■ **Task to complete**: Convert the listing starting at the line that contains "Patent image size: (1452, 1071)." and ending at the line that contains "The DC power supply 4 is at (115, 502)." into a two-column CSV with the headers description and locations. Put each description with its location lines on one row, with both fields quoted and line breaks replaced by spaces.

■ **Exercise materials**:
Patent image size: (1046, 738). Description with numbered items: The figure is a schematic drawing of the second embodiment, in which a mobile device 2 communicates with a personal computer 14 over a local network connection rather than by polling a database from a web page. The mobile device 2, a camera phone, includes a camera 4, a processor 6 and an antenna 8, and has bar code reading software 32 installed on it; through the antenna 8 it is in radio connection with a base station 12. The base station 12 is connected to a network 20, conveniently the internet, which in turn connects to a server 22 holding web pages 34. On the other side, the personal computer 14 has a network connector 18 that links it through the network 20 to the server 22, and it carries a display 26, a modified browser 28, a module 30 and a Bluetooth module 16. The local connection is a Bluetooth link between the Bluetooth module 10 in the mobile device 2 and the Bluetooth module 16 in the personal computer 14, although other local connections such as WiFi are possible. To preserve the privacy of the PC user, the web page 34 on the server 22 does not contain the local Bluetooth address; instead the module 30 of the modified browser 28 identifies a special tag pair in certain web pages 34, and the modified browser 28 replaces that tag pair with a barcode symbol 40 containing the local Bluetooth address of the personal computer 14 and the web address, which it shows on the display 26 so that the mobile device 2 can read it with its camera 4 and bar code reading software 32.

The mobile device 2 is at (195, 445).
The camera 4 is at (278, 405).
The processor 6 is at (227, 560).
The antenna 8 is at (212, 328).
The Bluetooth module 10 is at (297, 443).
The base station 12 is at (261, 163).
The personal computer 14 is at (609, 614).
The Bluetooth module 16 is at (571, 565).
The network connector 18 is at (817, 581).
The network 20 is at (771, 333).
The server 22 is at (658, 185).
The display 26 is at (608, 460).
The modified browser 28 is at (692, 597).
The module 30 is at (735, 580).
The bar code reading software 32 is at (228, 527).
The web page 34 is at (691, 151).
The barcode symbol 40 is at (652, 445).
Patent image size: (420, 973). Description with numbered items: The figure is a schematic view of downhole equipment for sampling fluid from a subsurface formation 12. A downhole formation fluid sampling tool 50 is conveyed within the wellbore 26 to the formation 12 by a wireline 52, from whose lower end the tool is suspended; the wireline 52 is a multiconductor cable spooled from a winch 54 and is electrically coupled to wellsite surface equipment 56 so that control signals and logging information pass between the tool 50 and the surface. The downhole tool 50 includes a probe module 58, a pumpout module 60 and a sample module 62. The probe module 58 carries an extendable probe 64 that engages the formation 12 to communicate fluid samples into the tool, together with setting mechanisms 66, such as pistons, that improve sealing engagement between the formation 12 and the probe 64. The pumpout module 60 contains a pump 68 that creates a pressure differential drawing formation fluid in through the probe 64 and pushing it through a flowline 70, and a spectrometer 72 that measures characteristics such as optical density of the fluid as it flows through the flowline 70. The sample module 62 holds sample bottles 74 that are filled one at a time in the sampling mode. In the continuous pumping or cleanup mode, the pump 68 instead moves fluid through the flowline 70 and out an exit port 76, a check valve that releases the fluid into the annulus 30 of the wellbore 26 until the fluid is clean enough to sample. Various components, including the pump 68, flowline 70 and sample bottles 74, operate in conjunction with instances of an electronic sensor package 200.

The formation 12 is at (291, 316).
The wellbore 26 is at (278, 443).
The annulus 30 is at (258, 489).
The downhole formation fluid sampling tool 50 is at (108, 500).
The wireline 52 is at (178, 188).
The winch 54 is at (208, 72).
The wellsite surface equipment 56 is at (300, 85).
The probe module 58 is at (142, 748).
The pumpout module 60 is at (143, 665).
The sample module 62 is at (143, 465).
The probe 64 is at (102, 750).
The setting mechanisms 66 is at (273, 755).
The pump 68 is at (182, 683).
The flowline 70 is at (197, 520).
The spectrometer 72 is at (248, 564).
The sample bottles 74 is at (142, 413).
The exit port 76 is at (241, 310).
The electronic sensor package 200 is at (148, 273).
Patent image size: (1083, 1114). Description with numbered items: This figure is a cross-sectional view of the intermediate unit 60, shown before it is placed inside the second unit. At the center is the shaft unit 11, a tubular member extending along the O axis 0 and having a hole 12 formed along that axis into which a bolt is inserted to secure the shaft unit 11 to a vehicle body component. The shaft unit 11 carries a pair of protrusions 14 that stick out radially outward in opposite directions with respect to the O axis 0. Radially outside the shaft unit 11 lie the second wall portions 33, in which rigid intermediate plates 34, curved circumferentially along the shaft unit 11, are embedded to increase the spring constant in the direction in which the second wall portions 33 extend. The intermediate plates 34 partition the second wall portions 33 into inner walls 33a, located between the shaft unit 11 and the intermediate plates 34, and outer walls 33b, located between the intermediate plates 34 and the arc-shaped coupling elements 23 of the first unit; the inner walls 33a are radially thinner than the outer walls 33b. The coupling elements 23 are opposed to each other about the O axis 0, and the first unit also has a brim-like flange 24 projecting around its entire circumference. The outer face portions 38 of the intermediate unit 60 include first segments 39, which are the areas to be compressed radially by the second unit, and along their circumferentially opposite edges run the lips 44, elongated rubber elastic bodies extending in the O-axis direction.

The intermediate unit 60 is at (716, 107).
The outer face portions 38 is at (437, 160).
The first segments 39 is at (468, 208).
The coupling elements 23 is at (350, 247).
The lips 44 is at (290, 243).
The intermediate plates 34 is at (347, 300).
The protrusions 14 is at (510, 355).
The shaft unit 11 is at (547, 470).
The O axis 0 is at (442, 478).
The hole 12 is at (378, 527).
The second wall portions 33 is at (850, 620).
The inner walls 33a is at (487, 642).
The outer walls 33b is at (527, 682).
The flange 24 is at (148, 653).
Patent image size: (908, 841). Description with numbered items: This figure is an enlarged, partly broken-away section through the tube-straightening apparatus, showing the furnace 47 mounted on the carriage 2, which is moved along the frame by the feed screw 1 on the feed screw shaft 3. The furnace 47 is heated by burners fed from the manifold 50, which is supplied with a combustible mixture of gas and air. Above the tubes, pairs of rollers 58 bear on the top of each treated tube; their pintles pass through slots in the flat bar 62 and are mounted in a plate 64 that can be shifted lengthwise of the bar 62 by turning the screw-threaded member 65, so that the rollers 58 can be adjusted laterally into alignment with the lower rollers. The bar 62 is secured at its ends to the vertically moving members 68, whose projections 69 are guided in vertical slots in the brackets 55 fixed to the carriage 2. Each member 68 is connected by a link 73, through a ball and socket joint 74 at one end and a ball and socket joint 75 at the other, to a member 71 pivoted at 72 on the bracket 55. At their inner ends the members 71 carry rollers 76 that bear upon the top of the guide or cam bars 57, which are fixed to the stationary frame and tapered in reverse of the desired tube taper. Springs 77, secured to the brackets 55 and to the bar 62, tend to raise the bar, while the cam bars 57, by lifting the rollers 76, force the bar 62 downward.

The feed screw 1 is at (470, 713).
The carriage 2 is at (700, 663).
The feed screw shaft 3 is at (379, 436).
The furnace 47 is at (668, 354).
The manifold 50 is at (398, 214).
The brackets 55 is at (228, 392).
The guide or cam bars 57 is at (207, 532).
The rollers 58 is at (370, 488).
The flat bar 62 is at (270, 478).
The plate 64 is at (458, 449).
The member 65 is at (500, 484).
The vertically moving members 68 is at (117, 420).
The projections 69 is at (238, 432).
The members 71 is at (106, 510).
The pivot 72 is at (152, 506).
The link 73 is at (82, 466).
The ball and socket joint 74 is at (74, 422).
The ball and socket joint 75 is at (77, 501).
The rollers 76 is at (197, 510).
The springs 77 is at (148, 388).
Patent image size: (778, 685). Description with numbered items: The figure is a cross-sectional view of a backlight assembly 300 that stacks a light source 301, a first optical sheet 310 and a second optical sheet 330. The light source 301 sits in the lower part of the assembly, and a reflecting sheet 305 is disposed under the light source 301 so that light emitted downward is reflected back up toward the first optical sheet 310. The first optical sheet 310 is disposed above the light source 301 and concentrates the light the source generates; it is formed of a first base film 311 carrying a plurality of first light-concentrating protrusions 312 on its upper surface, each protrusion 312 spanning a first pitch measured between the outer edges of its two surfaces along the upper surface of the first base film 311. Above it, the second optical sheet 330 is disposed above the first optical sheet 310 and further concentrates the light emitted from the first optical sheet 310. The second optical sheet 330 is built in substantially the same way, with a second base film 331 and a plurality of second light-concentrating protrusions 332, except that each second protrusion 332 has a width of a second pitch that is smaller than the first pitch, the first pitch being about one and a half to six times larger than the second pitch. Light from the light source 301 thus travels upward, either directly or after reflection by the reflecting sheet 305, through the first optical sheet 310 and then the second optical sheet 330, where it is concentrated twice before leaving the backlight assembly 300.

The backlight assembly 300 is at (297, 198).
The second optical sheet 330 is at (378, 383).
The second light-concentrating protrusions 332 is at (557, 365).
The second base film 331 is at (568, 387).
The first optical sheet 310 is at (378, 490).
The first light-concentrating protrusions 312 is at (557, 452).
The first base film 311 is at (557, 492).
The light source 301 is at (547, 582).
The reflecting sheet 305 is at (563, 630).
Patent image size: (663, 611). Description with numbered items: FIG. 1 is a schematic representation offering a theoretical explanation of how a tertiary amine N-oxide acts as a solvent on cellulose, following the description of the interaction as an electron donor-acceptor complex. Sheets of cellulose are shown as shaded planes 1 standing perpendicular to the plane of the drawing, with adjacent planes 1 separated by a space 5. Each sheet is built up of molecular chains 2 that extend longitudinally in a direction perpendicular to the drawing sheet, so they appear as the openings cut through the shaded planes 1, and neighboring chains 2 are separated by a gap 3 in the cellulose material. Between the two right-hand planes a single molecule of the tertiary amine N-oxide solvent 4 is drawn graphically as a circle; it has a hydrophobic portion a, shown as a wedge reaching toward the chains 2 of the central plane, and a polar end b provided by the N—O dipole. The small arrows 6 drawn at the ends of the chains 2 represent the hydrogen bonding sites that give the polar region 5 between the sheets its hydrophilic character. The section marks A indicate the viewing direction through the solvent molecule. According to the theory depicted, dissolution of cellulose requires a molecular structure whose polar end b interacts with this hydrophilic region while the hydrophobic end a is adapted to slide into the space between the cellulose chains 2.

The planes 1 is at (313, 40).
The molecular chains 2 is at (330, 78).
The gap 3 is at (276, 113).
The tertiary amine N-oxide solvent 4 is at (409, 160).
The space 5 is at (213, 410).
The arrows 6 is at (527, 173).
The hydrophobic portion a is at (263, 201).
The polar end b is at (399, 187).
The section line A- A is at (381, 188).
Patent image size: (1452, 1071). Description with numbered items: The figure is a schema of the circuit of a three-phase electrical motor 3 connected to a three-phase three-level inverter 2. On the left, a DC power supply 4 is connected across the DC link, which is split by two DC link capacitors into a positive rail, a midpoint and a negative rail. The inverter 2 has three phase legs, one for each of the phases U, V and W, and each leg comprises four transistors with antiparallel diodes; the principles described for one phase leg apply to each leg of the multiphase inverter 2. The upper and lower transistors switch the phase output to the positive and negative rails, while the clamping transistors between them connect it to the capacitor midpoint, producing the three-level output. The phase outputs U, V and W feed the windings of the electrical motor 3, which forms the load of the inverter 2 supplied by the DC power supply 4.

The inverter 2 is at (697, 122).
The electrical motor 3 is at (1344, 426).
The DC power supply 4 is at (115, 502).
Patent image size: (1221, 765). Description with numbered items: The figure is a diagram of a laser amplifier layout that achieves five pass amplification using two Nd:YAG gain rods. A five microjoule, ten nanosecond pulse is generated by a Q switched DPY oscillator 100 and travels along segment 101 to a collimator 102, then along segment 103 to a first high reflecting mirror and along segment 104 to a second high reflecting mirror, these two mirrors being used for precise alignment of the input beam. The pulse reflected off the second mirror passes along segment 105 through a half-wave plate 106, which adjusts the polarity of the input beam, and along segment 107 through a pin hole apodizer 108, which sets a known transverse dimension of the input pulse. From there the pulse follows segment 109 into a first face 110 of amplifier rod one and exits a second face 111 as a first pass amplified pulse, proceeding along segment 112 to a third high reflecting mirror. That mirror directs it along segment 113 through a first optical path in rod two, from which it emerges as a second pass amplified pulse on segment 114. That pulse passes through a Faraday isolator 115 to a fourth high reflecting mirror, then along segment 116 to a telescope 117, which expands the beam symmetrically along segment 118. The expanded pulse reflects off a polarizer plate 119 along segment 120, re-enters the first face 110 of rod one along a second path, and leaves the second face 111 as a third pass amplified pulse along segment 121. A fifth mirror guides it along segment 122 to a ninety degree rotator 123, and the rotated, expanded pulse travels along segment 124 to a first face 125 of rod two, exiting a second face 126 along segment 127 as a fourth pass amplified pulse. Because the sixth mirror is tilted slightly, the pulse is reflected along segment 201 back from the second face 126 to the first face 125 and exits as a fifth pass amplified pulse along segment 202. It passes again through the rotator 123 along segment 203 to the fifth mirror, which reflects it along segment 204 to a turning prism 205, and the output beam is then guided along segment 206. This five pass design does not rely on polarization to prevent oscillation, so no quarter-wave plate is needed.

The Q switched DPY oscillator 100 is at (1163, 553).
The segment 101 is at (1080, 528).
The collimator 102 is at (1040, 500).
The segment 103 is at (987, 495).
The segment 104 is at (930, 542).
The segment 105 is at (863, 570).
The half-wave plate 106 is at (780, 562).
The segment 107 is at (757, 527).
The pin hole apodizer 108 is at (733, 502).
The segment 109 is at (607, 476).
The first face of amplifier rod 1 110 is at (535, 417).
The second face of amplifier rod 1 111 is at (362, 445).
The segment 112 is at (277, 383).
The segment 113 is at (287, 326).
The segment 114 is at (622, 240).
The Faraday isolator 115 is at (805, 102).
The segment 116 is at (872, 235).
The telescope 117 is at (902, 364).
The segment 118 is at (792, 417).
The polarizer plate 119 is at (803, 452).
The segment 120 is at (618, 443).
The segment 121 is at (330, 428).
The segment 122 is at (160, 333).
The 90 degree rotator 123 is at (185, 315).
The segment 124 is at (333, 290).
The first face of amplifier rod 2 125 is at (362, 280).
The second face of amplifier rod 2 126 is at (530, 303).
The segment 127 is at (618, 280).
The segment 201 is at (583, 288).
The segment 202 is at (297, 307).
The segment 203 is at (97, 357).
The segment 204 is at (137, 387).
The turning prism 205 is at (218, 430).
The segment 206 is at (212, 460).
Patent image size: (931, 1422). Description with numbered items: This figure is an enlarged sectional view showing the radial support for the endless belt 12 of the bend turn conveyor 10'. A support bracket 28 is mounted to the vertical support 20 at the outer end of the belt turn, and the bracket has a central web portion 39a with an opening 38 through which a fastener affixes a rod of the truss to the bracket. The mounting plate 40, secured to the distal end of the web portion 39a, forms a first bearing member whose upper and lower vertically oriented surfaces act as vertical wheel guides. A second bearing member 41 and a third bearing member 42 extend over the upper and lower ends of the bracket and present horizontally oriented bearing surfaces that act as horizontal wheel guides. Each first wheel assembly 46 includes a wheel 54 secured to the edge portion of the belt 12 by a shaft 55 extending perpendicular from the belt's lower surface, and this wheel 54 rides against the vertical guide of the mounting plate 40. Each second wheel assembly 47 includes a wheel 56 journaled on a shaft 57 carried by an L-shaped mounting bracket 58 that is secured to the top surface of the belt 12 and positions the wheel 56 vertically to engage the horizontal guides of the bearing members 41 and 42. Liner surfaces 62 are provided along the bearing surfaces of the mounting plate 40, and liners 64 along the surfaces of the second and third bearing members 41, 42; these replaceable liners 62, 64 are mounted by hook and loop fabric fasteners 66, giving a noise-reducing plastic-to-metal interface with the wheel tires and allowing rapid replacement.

■ **Output**:
description,locations
"Patent image size: (1452, 1071). Description with numbered items: The figure is a schema of the circuit of a three-phase electrical motor 3 connected to a three-phase three-level inverter 2. On the left, a DC power supply 4 is connected across the DC link, which is split by two DC link capacitors into a positive rail, a midpoint and a negative rail. The inverter 2 has three phase legs, one for each of the phases U, V and W, and each leg comprises four transistors with antiparallel diodes; the principles described for one phase leg apply to each leg of the multiphase inverter 2. The upper and lower transistors switch the phase output to the positive and negative rails, while the clamping transistors between them connect it to the capacitor midpoint, producing the three-level output. The phase outputs U, V and W feed the windings of the electrical motor 3, which forms the load of the inverter 2 supplied by the DC power supply 4.","The inverter 2 is at (697, 122). The electrical motor 3 is at (1344, 426). The DC power supply 4 is at (115, 502)."